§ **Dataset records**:
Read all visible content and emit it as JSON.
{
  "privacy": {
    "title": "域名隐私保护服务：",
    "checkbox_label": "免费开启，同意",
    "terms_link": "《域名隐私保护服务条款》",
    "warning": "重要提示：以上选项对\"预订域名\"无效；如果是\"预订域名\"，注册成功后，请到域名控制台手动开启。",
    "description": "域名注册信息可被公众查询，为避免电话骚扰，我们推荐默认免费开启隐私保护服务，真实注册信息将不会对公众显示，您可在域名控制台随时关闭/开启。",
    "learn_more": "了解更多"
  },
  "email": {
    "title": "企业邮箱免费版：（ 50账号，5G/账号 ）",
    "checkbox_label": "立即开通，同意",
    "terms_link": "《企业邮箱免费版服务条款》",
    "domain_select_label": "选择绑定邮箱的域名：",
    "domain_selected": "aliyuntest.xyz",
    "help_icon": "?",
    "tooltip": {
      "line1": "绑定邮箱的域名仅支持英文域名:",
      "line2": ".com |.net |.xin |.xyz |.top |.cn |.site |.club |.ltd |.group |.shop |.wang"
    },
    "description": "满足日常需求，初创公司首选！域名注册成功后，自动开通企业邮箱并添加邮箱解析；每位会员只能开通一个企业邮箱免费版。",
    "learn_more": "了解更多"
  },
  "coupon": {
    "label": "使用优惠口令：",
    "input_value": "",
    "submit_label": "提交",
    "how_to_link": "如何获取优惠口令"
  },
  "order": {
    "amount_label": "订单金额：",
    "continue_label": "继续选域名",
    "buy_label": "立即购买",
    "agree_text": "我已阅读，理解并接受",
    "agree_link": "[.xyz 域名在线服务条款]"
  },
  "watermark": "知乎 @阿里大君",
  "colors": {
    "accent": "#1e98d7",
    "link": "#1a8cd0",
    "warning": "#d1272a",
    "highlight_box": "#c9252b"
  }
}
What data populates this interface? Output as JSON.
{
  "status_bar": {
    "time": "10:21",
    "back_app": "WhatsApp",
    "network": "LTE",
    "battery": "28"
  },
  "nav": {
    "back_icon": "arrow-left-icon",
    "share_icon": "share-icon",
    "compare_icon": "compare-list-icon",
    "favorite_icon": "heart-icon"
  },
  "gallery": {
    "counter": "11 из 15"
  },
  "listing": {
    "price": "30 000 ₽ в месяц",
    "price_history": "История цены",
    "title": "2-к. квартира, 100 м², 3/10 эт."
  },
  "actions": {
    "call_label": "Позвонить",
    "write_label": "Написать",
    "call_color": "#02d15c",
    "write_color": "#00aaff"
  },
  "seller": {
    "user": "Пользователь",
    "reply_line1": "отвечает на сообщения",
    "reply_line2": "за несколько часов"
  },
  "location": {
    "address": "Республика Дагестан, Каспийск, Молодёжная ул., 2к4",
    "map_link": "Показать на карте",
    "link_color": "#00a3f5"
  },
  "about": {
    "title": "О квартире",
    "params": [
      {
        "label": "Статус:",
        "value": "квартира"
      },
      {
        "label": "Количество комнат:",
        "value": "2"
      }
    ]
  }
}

§ **Stated exercise**:
Your task is to transcribe the listing above in full, exactly as given.

§ **The output**:
Read all visible content and emit it as JSON.
{
  "privacy": {
    "title": "域名隐私保护服务：",
    "checkbox_label": "免费开启，同意",
    "terms_link": "《域名隐私保护服务条款》",
    "warning": "重要提示：以上选项对\"预订域名\"无效；如果是\"预订域名\"，注册成功后，请到域名控制台手动开启。",
    "description": "域名注册信息可被公众查询，为避免电话骚扰，我们推荐默认免费开启隐私保护服务，真实注册信息将不会对公众显示，您可在域名控制台随时关闭/开启。",
    "learn_more": "了解更多"
  },
  "email": {
    "title": "企业邮箱免费版：（ 50账号，5G/账号 ）",
    "checkbox_label": "立即开通，同意",
    "terms_link": "《企业邮箱免费版服务条款》",
    "domain_select_label": "选择绑定邮箱的域名：",
    "domain_selected": "aliyuntest.xyz",
    "help_icon": "?",
    "tooltip": {
      "line1": "绑定邮箱的域名仅支持英文域名:",
      "line2": ".com |.net |.xin |.xyz |.top |.cn |.site |.club |.ltd |.group |.shop |.wang"
    },
    "description": "满足日常需求，初创公司首选！域名注册成功后，自动开通企业邮箱并添加邮箱解析；每位会员只能开通一个企业邮箱免费版。",
    "learn_more": "了解更多"
  },
  "coupon": {
    "label": "使用优惠口令：",
    "input_value": "",
    "submit_label": "提交",
    "how_to_link": "如何获取优惠口令"
  },
  "order": {
    "amount_label": "订单金额：",
    "continue_label": "继续选域名",
    "buy_label": "立即购买",
    "agree_text": "我已阅读，理解并接受",
    "agree_link": "[.xyz 域名在线服务条款]"
  },
  "watermark": "知乎 @阿里大君",
  "colors": {
    "accent": "#1e98d7",
    "link": "#1a8cd0",
    "warning": "#d1272a",
    "highlight_box": "#c9252b"
  }
}
What data populates this interface? Output as JSON.
{
  "status_bar": {
    "time": "10:21",
    "back_app": "WhatsApp",
    "network": "LTE",
    "battery": "28"
  },
  "nav": {
    "back_icon": "arrow-left-icon",
    "share_icon": "share-icon",
    "compare_icon": "compare-list-icon",
    "favorite_icon": "heart-icon"
  },
  "gallery": {
    "counter": "11 из 15"
  },
  "listing": {
    "price": "30 000 ₽ в месяц",
    "price_history": "История цены",
    "title": "2-к. квартира, 100 м², 3/10 эт."
  },
  "actions": {
    "call_label": "Позвонить",
    "write_label": "Написать",
    "call_color": "#02d15c",
    "write_color": "#00aaff"
  },
  "seller": {
    "user": "Пользователь",
    "reply_line1": "отвечает на сообщения",
    "reply_line2": "за несколько часов"
  },
  "location": {
    "address": "Республика Дагестан, Каспийск, Молодёжная ул., 2к4",
    "map_link": "Показать на карте",
    "link_color": "#00a3f5"
  },
  "about": {
    "title": "О квартире",
    "params": [
      {
        "label": "Статус:",
        "value": "квартира"
      },
      {
        "label": "Количество комнат:",
        "value": "2"
      }
    ]
  }
}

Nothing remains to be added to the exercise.